__Required work__
Scan the records for the word "indicator". Copy each line that includes it.

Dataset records
----------

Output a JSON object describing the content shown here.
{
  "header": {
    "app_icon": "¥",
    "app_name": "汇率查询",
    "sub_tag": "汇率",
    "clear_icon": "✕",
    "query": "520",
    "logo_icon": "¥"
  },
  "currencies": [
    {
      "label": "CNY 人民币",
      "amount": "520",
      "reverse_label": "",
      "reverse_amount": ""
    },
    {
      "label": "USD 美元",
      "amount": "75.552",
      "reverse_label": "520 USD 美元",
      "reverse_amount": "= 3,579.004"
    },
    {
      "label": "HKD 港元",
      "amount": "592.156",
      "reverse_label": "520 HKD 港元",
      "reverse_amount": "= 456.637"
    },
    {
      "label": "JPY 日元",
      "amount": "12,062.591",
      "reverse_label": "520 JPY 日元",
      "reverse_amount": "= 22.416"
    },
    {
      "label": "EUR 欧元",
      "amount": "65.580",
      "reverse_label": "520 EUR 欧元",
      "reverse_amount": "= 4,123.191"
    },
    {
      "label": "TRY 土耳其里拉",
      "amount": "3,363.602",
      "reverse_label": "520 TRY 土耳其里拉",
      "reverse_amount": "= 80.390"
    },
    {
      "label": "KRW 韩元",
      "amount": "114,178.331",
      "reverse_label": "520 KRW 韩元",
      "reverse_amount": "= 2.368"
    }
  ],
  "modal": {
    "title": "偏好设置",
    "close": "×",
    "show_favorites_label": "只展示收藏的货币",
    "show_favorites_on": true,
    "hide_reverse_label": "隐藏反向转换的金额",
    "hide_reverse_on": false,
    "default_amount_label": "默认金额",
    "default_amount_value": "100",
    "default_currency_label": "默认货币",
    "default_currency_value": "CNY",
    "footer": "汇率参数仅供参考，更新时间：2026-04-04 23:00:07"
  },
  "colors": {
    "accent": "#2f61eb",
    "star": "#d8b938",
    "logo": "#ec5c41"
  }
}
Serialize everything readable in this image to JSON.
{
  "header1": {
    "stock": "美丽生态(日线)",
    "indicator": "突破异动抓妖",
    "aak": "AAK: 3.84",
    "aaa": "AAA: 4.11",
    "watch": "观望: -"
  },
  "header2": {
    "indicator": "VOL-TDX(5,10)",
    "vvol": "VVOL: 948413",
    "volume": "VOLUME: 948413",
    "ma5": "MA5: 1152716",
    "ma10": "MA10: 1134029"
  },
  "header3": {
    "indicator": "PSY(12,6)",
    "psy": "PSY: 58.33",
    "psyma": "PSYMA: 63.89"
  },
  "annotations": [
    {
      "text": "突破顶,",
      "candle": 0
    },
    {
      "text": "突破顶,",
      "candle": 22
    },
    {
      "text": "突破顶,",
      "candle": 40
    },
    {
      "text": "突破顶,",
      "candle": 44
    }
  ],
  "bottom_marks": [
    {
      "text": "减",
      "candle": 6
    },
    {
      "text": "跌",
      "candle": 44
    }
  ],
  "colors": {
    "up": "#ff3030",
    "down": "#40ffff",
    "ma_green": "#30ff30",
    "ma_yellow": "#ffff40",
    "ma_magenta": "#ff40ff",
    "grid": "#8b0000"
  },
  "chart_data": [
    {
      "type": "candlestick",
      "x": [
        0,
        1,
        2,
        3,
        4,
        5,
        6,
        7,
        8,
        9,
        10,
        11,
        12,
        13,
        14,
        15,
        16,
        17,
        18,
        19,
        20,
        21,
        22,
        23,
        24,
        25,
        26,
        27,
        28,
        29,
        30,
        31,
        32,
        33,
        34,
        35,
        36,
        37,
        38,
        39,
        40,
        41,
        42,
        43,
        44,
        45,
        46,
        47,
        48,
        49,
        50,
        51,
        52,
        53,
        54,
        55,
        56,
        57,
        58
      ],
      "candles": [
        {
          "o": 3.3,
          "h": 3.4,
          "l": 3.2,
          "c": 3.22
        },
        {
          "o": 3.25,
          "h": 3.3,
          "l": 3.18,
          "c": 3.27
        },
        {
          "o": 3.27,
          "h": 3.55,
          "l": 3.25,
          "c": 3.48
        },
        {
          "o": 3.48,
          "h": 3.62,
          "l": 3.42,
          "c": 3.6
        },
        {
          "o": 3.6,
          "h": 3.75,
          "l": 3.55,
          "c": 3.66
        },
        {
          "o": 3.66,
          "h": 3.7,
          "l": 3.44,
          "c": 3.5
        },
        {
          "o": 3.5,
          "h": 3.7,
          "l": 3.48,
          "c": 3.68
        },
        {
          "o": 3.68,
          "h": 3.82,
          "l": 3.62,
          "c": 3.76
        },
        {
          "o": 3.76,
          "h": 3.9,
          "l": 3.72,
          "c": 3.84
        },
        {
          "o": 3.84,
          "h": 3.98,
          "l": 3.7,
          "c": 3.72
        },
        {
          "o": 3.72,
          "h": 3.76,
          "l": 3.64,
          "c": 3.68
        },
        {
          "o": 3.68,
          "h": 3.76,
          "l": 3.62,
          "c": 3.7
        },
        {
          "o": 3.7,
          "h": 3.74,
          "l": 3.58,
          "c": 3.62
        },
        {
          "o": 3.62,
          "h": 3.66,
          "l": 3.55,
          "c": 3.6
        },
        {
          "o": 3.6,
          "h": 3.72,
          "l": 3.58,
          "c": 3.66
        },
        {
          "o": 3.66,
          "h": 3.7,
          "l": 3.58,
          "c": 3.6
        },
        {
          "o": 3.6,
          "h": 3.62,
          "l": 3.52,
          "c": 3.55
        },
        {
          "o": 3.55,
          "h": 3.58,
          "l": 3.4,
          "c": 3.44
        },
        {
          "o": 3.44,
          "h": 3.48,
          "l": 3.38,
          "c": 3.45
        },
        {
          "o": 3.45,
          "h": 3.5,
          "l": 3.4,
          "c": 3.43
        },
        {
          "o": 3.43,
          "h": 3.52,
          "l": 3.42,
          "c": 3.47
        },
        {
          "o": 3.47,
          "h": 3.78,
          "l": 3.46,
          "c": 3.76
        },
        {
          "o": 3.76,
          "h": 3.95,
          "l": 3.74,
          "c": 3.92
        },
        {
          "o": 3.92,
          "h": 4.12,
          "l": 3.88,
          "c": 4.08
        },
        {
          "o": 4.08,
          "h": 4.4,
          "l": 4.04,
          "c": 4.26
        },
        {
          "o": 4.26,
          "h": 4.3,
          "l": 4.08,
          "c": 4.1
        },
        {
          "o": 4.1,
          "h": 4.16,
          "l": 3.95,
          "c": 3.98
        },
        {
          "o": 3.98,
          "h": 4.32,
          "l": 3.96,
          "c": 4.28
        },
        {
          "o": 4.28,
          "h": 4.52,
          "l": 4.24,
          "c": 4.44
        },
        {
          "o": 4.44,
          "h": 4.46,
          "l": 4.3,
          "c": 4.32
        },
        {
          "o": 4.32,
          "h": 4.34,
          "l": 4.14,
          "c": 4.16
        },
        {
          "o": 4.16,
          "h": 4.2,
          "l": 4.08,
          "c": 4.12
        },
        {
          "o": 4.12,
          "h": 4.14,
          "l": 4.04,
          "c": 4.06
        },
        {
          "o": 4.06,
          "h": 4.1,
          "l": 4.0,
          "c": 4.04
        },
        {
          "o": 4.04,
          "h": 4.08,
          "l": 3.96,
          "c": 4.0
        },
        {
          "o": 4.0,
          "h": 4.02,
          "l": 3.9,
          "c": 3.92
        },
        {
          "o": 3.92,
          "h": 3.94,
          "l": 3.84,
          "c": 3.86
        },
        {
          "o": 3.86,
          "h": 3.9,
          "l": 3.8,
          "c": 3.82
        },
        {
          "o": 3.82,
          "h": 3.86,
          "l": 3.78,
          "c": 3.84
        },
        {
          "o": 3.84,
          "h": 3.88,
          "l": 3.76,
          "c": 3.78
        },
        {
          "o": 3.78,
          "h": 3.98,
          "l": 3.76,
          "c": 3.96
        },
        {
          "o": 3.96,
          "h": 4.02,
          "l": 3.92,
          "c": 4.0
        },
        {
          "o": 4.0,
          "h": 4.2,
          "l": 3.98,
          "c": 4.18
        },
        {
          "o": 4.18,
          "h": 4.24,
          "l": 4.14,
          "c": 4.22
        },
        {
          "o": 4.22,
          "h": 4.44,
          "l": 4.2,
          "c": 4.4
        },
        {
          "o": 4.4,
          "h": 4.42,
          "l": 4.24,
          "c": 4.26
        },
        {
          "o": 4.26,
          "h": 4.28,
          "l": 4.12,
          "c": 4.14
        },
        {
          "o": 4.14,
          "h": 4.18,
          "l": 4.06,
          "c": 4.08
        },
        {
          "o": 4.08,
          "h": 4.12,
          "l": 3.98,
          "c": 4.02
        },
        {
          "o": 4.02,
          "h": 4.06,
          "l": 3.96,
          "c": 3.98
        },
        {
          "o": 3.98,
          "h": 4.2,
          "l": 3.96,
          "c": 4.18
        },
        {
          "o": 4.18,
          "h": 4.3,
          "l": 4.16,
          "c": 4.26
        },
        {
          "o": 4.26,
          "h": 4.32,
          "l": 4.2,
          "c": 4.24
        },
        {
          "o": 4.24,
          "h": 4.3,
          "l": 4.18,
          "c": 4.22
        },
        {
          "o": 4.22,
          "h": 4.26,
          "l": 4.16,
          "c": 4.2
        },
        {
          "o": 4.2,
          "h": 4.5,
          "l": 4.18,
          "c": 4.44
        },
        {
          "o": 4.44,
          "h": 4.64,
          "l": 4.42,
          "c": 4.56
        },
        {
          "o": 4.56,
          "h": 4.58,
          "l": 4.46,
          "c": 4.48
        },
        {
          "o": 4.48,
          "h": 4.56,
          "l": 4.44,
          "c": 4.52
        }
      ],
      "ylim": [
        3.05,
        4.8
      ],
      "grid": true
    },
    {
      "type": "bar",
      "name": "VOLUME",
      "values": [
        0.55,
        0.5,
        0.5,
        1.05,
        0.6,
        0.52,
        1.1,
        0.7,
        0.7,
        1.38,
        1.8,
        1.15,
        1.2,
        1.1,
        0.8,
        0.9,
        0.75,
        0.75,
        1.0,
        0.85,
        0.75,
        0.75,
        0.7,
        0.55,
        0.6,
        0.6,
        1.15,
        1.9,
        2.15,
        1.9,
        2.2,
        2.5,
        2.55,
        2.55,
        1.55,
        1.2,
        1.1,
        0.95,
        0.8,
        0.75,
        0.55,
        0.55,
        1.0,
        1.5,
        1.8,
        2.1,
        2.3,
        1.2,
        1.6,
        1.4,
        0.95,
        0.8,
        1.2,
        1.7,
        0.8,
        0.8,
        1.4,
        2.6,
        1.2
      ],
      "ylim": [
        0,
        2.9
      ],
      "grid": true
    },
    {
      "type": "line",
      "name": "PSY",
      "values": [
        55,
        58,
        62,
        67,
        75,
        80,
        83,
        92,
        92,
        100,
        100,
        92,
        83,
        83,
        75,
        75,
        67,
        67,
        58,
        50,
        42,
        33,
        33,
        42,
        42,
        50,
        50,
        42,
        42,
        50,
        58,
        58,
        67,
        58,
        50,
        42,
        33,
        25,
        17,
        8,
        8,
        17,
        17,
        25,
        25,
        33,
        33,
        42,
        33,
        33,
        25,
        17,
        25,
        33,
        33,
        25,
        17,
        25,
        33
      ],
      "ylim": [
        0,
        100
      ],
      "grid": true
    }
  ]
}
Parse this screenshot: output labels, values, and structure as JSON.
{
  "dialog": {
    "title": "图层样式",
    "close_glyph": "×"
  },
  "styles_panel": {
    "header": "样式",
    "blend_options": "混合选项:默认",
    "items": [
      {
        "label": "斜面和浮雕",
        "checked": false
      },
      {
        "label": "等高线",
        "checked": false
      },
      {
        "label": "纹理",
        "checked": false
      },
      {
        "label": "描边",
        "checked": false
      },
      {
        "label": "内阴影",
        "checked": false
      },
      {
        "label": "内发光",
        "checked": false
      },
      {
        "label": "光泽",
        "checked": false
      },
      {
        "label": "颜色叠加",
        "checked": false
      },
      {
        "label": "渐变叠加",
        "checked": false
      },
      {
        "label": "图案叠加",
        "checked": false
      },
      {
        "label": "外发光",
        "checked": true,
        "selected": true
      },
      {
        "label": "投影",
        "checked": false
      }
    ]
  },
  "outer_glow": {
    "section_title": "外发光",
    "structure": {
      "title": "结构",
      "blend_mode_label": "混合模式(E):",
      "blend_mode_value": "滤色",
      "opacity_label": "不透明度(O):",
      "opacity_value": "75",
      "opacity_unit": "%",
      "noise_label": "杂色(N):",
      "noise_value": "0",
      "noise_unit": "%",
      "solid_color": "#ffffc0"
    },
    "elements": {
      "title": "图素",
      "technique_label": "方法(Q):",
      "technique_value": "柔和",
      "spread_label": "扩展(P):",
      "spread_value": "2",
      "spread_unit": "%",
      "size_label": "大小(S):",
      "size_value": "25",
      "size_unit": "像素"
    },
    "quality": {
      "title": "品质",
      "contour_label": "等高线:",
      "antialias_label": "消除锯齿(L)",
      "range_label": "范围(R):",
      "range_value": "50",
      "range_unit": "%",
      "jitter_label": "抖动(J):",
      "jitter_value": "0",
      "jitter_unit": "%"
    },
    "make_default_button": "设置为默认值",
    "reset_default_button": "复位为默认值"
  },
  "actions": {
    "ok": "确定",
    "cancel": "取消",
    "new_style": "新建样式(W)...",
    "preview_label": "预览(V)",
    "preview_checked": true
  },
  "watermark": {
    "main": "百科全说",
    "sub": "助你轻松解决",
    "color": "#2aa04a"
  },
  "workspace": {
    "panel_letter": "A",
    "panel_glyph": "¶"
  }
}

----------

__Solution for this exercise__
    "indicator": "突破异动抓妖",
    "indicator": "VOL-TDX(5,10)",
    "indicator": "PSY(12,6)",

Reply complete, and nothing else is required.